Exercise -> From the entries below, copy every line holding the word "Hasselt".

Collected data:
══════════

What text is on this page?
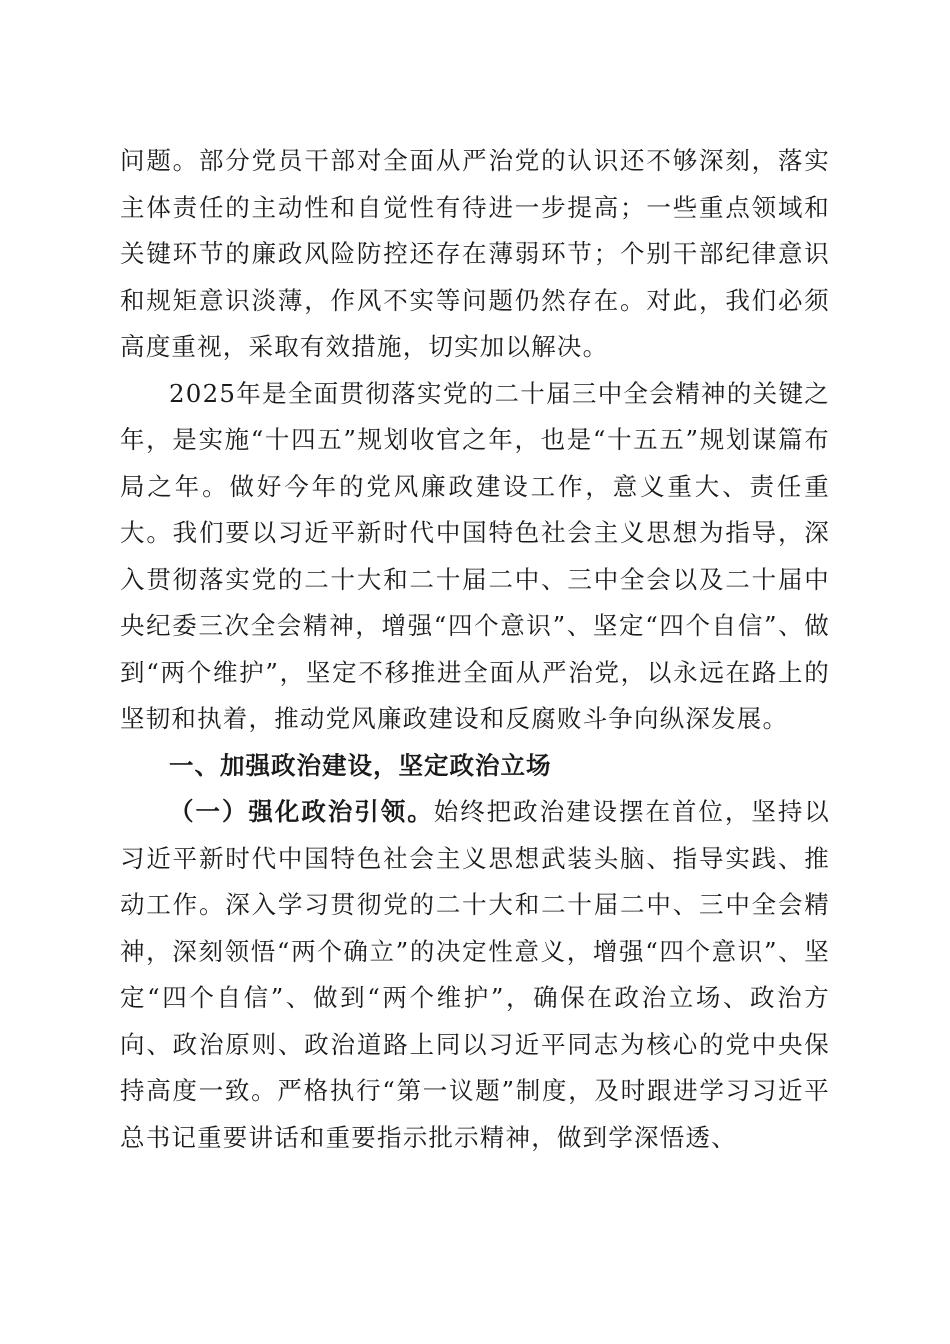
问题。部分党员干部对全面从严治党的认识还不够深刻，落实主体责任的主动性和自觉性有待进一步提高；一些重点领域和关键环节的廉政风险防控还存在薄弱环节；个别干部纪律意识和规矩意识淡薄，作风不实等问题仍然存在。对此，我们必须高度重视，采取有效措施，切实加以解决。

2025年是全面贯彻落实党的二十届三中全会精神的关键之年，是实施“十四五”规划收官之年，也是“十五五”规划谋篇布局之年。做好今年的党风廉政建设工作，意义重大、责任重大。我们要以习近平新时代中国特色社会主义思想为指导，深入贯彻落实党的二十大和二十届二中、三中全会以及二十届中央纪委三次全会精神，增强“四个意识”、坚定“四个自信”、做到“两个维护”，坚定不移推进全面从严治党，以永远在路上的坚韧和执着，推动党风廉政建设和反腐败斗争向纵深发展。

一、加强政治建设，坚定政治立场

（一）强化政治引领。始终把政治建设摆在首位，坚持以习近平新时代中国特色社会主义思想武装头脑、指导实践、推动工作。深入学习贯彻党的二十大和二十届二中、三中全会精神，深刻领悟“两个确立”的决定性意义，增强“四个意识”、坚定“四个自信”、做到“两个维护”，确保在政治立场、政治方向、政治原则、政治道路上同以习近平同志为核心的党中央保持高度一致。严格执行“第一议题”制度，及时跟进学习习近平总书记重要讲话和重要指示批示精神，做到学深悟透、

══════════

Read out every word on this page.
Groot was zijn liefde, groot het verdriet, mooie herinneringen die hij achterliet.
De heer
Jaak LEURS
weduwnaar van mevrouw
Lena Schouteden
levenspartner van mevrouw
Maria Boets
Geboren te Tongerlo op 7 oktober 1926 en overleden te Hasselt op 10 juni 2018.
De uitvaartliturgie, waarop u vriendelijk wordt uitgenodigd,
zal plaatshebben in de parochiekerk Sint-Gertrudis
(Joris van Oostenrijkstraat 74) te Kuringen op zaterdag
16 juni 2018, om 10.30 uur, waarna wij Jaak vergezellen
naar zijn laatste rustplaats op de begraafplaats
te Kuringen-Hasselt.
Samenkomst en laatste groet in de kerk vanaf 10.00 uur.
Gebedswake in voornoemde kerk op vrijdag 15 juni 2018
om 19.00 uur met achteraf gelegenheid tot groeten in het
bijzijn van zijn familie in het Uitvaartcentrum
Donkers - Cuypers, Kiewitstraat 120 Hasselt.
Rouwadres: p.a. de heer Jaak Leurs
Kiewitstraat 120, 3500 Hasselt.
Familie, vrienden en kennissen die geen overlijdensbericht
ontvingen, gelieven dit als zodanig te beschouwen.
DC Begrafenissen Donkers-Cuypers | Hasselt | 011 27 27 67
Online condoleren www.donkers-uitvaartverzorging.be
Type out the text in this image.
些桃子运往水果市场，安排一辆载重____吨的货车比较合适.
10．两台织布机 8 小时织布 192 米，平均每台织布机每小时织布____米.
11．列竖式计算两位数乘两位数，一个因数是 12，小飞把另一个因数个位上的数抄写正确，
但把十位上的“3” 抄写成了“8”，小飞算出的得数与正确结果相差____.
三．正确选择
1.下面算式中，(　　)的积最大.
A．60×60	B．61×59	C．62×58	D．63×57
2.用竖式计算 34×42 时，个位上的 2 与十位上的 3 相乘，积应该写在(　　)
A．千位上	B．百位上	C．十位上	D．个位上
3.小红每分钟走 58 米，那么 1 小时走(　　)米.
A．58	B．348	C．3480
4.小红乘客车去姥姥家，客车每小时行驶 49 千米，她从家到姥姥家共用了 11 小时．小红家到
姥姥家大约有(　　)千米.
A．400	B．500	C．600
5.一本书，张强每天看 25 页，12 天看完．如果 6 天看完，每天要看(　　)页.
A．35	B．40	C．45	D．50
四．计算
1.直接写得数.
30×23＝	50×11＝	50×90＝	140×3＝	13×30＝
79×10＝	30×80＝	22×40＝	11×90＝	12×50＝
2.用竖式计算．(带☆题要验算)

══════════

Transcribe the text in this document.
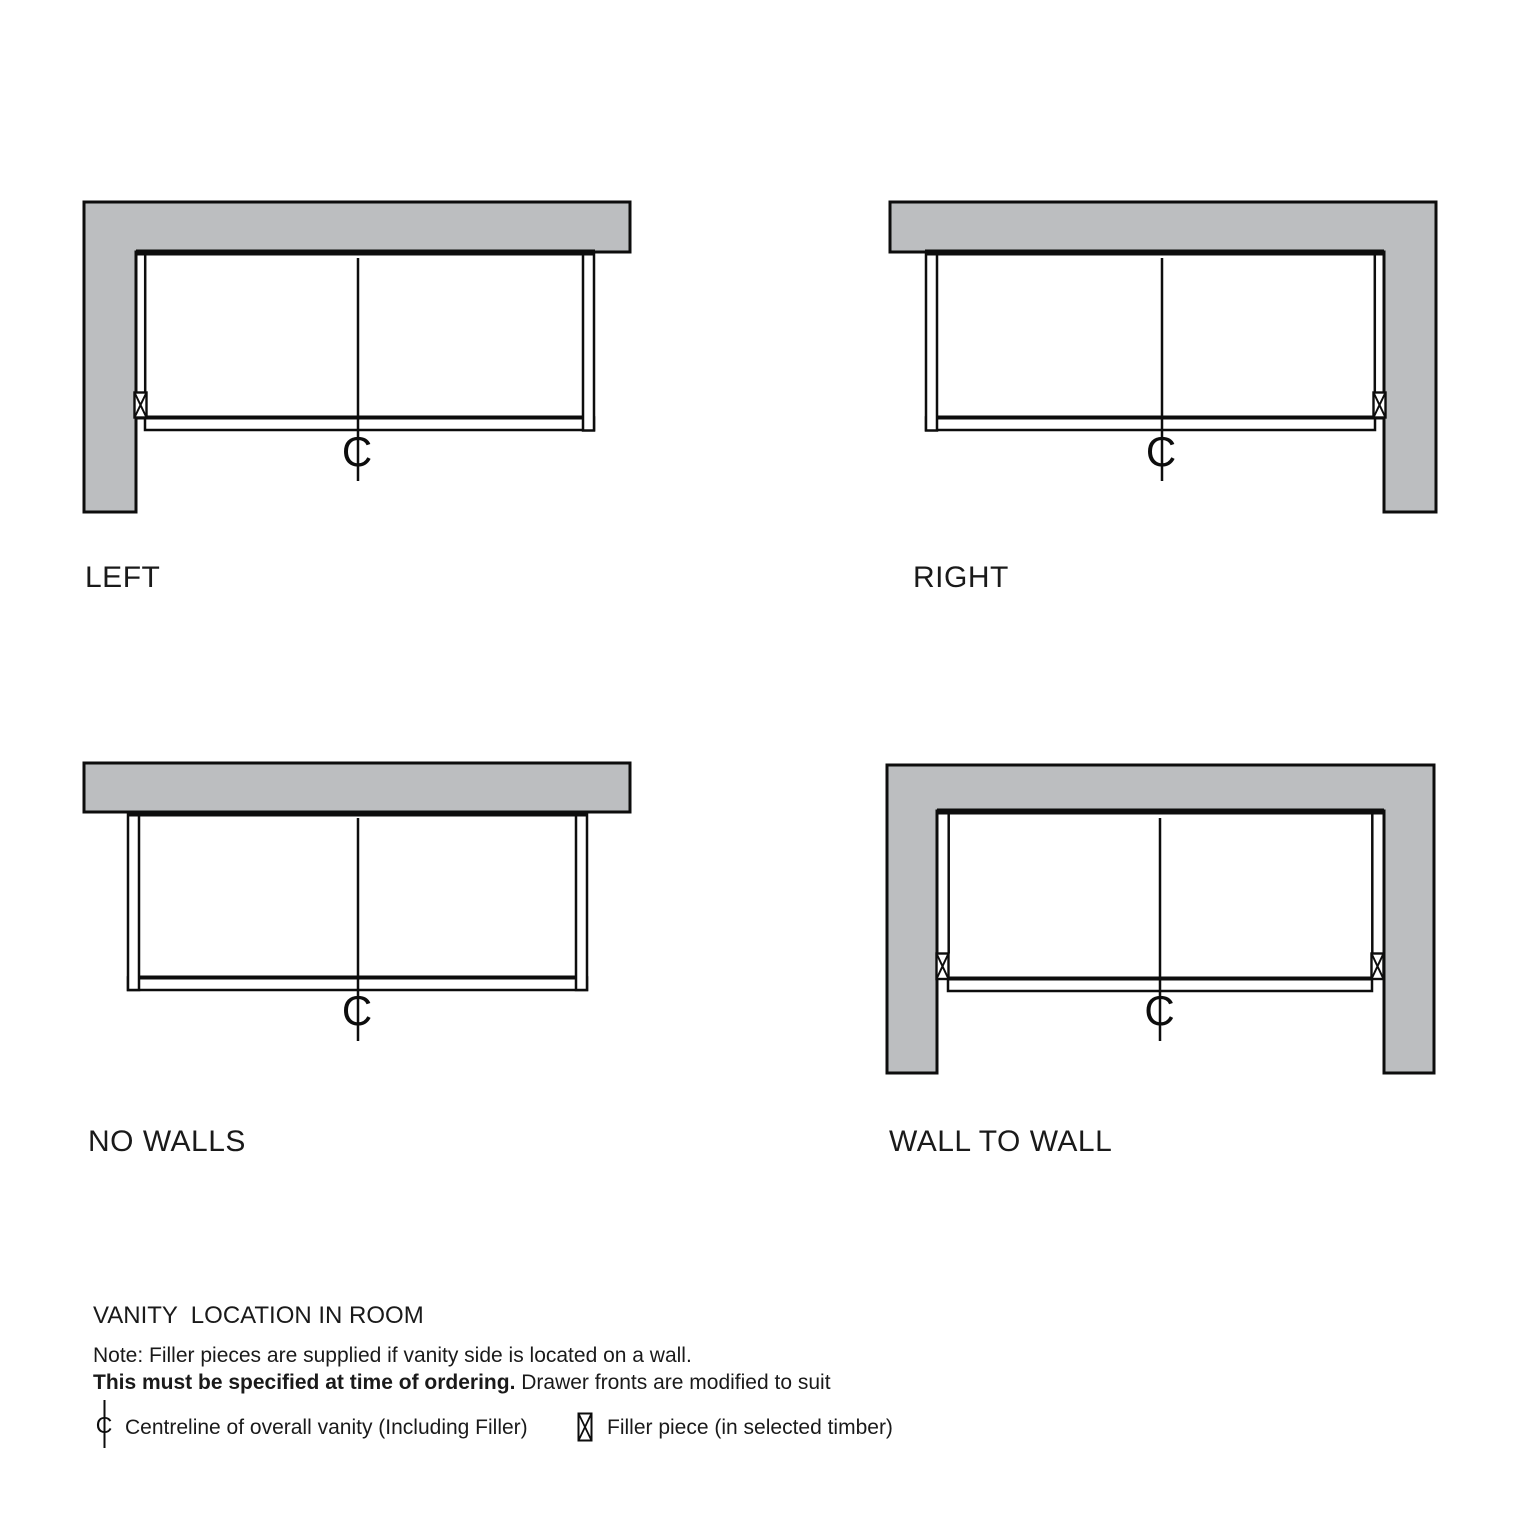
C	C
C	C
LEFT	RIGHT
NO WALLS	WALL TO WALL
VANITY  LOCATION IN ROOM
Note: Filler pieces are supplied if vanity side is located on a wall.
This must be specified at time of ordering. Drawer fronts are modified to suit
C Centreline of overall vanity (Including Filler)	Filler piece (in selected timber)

══════════

Output of the exercise ->
Geboren te Tongerlo op 7 oktober 1926 en overleden te Hasselt op 10 juni 2018.
te Kuringen-Hasselt.
Donkers - Cuypers, Kiewitstraat 120 Hasselt.
Kiewitstraat 120, 3500 Hasselt.
DC Begrafenissen Donkers-Cuypers | Hasselt | 011 27 27 67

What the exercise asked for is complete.